[Items from a figure collection]
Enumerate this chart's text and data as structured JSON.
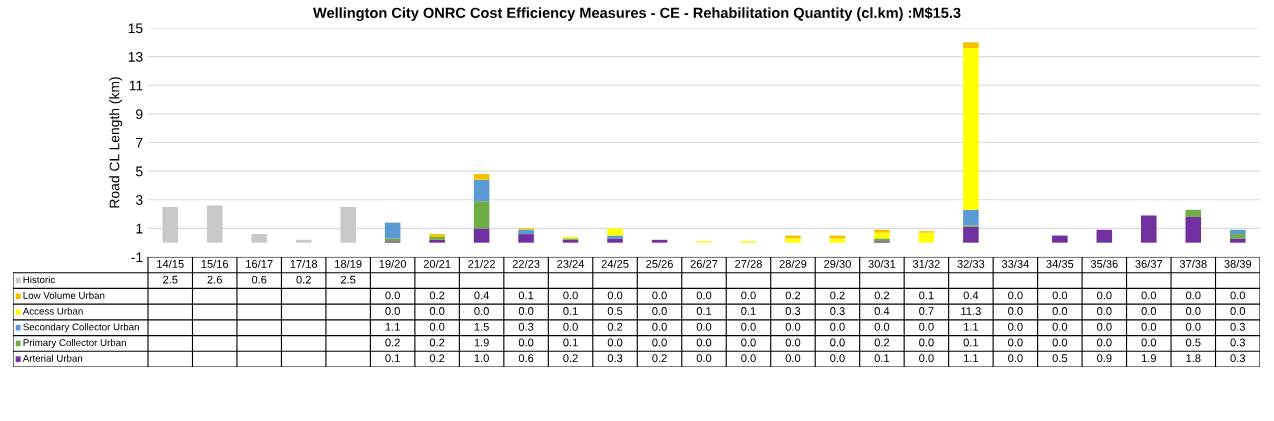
{
  "chart_data": {
    "type": "bar",
    "stacked": true,
    "title": "Wellington City ONRC Cost Efficiency Measures - CE - Rehabilitation Quantity (cl.km) :M$15.3",
    "ylabel": "Road CL Length (km)",
    "categories": [
      "14/15",
      "15/16",
      "16/17",
      "17/18",
      "18/19",
      "19/20",
      "20/21",
      "21/22",
      "22/23",
      "23/24",
      "24/25",
      "25/26",
      "26/27",
      "27/28",
      "28/29",
      "29/30",
      "30/31",
      "31/32",
      "32/33",
      "33/34",
      "34/35",
      "35/36",
      "36/37",
      "37/38",
      "38/39"
    ],
    "series": [
      {
        "name": "Historic",
        "color": "#c8c8c8",
        "values": [
          2.5,
          2.6,
          0.6,
          0.2,
          2.5,
          null,
          null,
          null,
          null,
          null,
          null,
          null,
          null,
          null,
          null,
          null,
          null,
          null,
          null,
          null,
          null,
          null,
          null,
          null,
          null
        ],
        "value_labels": [
          "2.5",
          "2.6",
          "0.6",
          "0.2",
          "2.5",
          null,
          null,
          null,
          null,
          null,
          null,
          null,
          null,
          null,
          null,
          null,
          null,
          null,
          null,
          null,
          null,
          null,
          null,
          null,
          null
        ]
      },
      {
        "name": "Arterial Urban",
        "color": "#7030a0",
        "values": [
          null,
          null,
          null,
          null,
          null,
          0.1,
          0.2,
          1.0,
          0.6,
          0.2,
          0.3,
          0.2,
          0.0,
          0.0,
          0.0,
          0.0,
          0.1,
          0.0,
          1.1,
          0.0,
          0.5,
          0.9,
          1.9,
          1.8,
          0.3
        ],
        "value_labels": [
          null,
          null,
          null,
          null,
          null,
          "0.1",
          "0.2",
          "1.0",
          "0.6",
          "0.2",
          "0.3",
          "0.2",
          "0.0",
          "0.0",
          "0.0",
          "0.0",
          "0.1",
          "0.0",
          "1.1",
          "0.0",
          "0.5",
          "0.9",
          "1.9",
          "1.8",
          "0.3"
        ]
      },
      {
        "name": "Primary Collector Urban",
        "color": "#70ad47",
        "values": [
          null,
          null,
          null,
          null,
          null,
          0.2,
          0.2,
          1.9,
          0.0,
          0.1,
          0.0,
          0.0,
          0.0,
          0.0,
          0.0,
          0.0,
          0.2,
          0.0,
          0.1,
          0.0,
          0.0,
          0.0,
          0.0,
          0.5,
          0.3
        ],
        "value_labels": [
          null,
          null,
          null,
          null,
          null,
          "0.2",
          "0.2",
          "1.9",
          "0.0",
          "0.1",
          "0.0",
          "0.0",
          "0.0",
          "0.0",
          "0.0",
          "0.0",
          "0.2",
          "0.0",
          "0.1",
          "0.0",
          "0.0",
          "0.0",
          "0.0",
          "0.5",
          "0.3"
        ]
      },
      {
        "name": "Secondary Collector Urban",
        "color": "#5b9bd5",
        "values": [
          null,
          null,
          null,
          null,
          null,
          1.1,
          0.0,
          1.5,
          0.3,
          0.0,
          0.2,
          0.0,
          0.0,
          0.0,
          0.0,
          0.0,
          0.0,
          0.0,
          1.1,
          0.0,
          0.0,
          0.0,
          0.0,
          0.0,
          0.3
        ],
        "value_labels": [
          null,
          null,
          null,
          null,
          null,
          "1.1",
          "0.0",
          "1.5",
          "0.3",
          "0.0",
          "0.2",
          "0.0",
          "0.0",
          "0.0",
          "0.0",
          "0.0",
          "0.0",
          "0.0",
          "1.1",
          "0.0",
          "0.0",
          "0.0",
          "0.0",
          "0.0",
          "0.3"
        ]
      },
      {
        "name": "Access Urban",
        "color": "#ffff00",
        "values": [
          null,
          null,
          null,
          null,
          null,
          0.0,
          0.0,
          0.0,
          0.0,
          0.1,
          0.5,
          0.0,
          0.1,
          0.1,
          0.3,
          0.3,
          0.4,
          0.7,
          11.3,
          0.0,
          0.0,
          0.0,
          0.0,
          0.0,
          0.0
        ],
        "value_labels": [
          null,
          null,
          null,
          null,
          null,
          "0.0",
          "0.0",
          "0.0",
          "0.0",
          "0.1",
          "0.5",
          "0.0",
          "0.1",
          "0.1",
          "0.3",
          "0.3",
          "0.4",
          "0.7",
          "11.3",
          "0.0",
          "0.0",
          "0.0",
          "0.0",
          "0.0",
          "0.0"
        ]
      },
      {
        "name": "Low Volume Urban",
        "color": "#f5c000",
        "values": [
          null,
          null,
          null,
          null,
          null,
          0.0,
          0.2,
          0.4,
          0.1,
          0.0,
          0.0,
          0.0,
          0.0,
          0.0,
          0.2,
          0.2,
          0.2,
          0.1,
          0.4,
          0.0,
          0.0,
          0.0,
          0.0,
          0.0,
          0.0
        ],
        "value_labels": [
          null,
          null,
          null,
          null,
          null,
          "0.0",
          "0.2",
          "0.4",
          "0.1",
          "0.0",
          "0.0",
          "0.0",
          "0.0",
          "0.0",
          "0.2",
          "0.2",
          "0.2",
          "0.1",
          "0.4",
          "0.0",
          "0.0",
          "0.0",
          "0.0",
          "0.0",
          "0.0"
        ]
      }
    ],
    "ylim": [
      -1,
      15
    ],
    "yticks": [
      -1,
      1,
      3,
      5,
      7,
      9,
      11,
      13,
      15
    ],
    "grid": "y",
    "legend": "bottom left"
  }
}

## PROBLEM TO SOLVE:
Copy each line of the listing that holds the word "name".

## WRITTEN ANSWER:
        "name": "Historic",
        "name": "Arterial Urban",
        "name": "Primary Collector Urban",
        "name": "Secondary Collector Urban",
        "name": "Access Urban",
        "name": "Low Volume Urban",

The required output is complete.